--- Text passage ---
....
Yes, we have been over this before...but I feel that the way that you explain it is extremely confusing for laypeople.
I respect your opinion that you think it is confusing, though I have given the same explanation I gave above to many clients and have not had any say it was confusing, let alone "extremely confusing." The line that some sites (and unfortunately even some tax pros) give out that a S-corporation must pay a salary is simply wrong. Sure, it's a simple, easy to understand statement, but when a simple statement is actually wrong then it should not be used. Better that someone be confused and ask for clarification than walk away with a simple but wrong answer.
 

LdiJ

Senior Member
#18
I respect your opinion that you think it is confusing, though I have given the same explanation I gave above to many clients and have not had any say it was confusing, let alone "extremely confusing." The line that some sites (and unfortunately even some tax pros) give out that a S-corporation must pay a salary is simply wrong. Sure, it's a simple, easy to understand statement, but when a simple statement is actually wrong then it should not be used. Better that someone be confused and ask for clarification than walk away with a simple but wrong answer.
A lot of them won't ask for clarification. They will just see you saying that they don't have to pay a wage and run with it. In my entire career you are the only person I have ever seen that explains it the way that you do. I perfectly understand your explanation and cannot fault it. My professor in graduate school didn't explain it the way that you do, and no speaker at any professional conference or CE has every explained it the way that you do either. It doesn't get explained that way in the annual IRS seminars either.
....
--- Data supplied ---
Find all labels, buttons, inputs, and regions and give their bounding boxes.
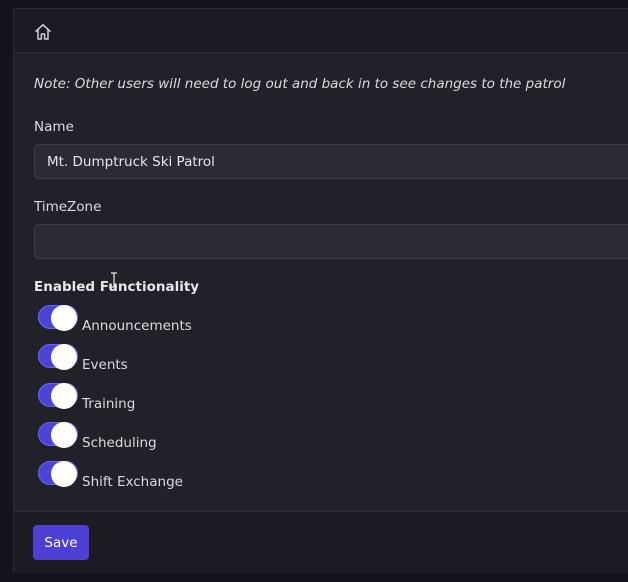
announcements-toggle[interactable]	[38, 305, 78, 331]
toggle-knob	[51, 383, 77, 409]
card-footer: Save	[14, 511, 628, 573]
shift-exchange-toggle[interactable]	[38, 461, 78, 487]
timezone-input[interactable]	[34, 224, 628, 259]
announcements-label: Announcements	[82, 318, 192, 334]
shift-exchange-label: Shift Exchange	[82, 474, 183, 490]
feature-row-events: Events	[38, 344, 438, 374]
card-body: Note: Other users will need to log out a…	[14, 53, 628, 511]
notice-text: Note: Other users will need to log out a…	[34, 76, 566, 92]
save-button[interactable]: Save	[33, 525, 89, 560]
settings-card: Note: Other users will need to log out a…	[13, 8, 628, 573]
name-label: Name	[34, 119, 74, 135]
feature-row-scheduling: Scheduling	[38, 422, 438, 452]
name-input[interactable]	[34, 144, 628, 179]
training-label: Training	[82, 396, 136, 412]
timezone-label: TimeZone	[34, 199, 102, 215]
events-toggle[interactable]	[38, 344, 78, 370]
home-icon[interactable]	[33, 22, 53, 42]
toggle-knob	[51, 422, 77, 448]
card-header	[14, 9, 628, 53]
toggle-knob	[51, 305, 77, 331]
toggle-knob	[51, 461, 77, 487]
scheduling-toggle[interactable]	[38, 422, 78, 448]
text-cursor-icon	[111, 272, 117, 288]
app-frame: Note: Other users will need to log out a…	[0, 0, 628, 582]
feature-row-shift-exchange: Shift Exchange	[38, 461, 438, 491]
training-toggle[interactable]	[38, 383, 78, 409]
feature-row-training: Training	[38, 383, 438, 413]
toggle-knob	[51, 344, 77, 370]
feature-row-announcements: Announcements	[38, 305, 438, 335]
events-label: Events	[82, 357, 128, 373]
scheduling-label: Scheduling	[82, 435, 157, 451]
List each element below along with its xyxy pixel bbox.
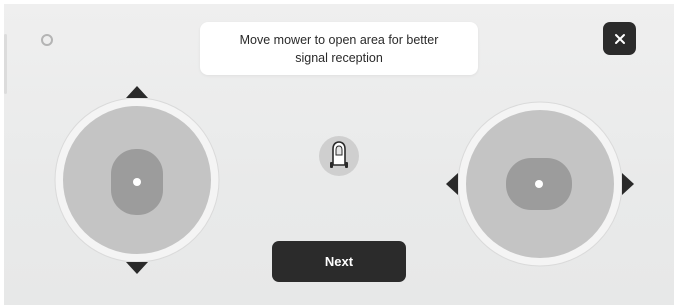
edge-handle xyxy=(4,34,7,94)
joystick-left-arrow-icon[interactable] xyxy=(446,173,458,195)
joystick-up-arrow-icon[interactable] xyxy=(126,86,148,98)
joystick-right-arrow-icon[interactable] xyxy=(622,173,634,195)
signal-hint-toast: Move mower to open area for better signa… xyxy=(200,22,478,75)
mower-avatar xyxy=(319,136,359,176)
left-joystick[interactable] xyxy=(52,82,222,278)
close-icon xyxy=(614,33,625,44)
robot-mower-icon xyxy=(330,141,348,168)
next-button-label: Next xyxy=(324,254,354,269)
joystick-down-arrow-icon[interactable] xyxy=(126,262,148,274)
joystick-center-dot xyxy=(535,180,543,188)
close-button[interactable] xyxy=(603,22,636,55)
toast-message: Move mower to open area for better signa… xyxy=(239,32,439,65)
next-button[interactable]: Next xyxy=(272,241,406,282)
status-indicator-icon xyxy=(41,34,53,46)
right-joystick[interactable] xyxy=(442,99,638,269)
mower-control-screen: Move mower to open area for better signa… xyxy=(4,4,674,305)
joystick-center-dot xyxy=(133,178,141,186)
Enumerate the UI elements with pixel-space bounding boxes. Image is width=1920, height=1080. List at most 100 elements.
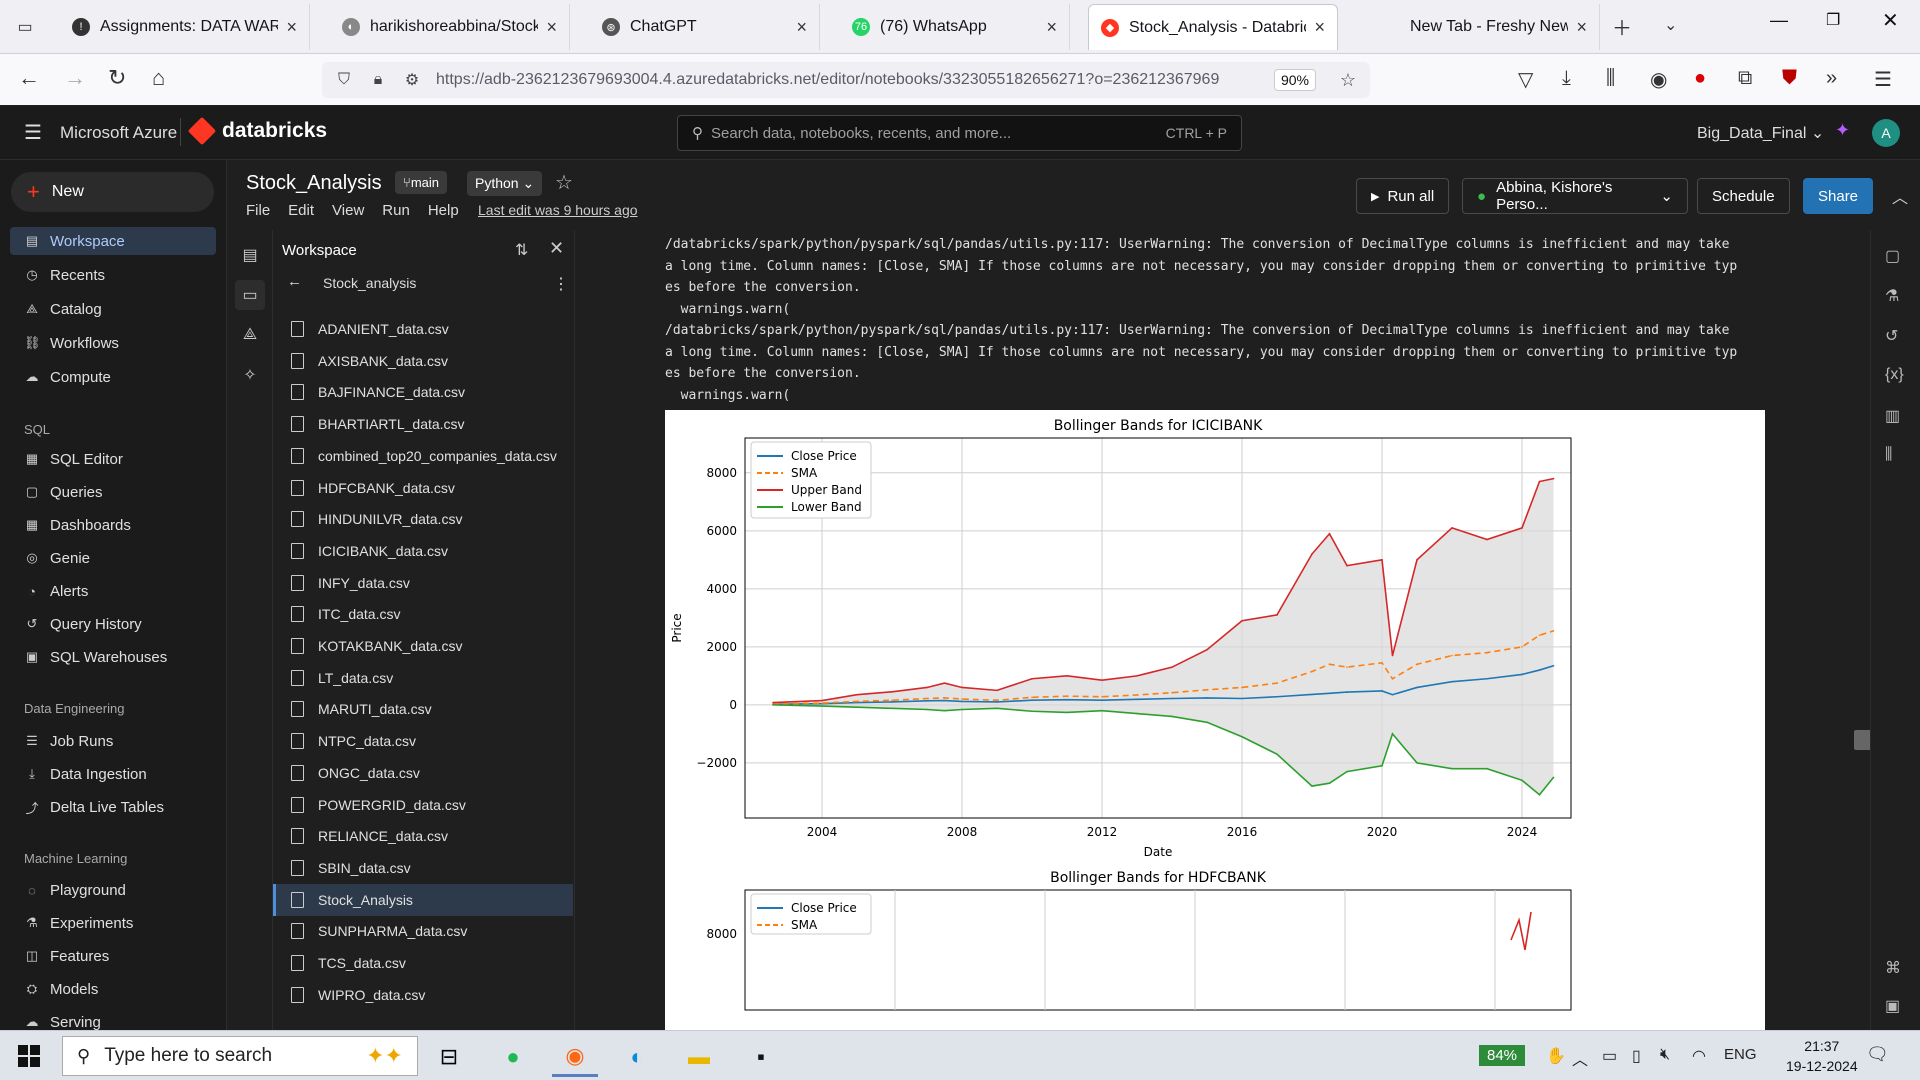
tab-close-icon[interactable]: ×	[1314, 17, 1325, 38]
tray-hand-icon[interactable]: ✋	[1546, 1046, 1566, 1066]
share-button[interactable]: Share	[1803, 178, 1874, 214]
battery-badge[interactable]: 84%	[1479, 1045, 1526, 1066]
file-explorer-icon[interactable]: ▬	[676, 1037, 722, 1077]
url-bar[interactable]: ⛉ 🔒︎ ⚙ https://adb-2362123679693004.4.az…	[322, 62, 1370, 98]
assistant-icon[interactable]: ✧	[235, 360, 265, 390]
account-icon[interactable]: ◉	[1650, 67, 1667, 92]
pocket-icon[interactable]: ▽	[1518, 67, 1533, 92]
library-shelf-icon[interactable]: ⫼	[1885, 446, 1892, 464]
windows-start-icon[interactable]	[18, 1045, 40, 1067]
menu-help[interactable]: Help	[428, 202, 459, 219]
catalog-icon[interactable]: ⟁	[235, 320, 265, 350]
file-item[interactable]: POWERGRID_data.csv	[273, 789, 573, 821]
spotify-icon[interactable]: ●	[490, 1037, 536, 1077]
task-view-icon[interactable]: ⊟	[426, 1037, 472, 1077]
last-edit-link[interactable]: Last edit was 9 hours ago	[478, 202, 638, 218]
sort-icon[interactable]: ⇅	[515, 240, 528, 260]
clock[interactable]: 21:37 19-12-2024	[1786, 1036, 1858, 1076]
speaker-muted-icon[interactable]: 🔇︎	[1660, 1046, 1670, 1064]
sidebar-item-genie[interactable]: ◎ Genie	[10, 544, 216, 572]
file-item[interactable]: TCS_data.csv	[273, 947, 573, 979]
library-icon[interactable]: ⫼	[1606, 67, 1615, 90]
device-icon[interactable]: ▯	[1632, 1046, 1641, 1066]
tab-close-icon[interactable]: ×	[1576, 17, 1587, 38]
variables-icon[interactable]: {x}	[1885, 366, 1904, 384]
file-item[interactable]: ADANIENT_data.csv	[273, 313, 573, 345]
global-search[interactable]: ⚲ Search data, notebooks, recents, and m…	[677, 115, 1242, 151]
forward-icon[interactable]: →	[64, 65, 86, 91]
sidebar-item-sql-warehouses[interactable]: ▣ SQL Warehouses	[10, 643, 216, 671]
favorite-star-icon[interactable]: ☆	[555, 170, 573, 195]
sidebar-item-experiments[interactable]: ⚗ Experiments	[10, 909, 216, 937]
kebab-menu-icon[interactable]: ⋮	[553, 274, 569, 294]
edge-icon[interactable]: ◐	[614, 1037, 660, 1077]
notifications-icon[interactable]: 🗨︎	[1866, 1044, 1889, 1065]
....
--- Task instructions ---
1. Write out the stretch of the S-corporation discussion from "A lot of them" through "IRS seminars either.".
2. Answer these questions from the S-corporation discussion:
(a) What do some sites and even some tax pros say an S-corporation must do?
(b) What does the last paragraph say many people will do instead of asking for clarification?
(c) Which annual events are named as not explaining it that way either?
The items come from a separate source with no connection to the S-corporation discussion.

--- Solutions to the tasks ---
1.
A lot of them won't ask for clarification. They will just see you saying that they don't have to pay a wage and run with it. In my entire career you are the only person I have ever seen that explains it the way that you do. I perfectly understand your explanation and cannot fault it. My professor in graduate school didn't explain it the way that you do, and no speaker at any professional conference or CE has every explained it the way that you do either. It doesn't get explained that way in the annual IRS seminars either.

2.
(a) Pay a salary.
(b) They will see the statement that they don't have to pay a wage and run with it.
(c) The annual IRS seminars.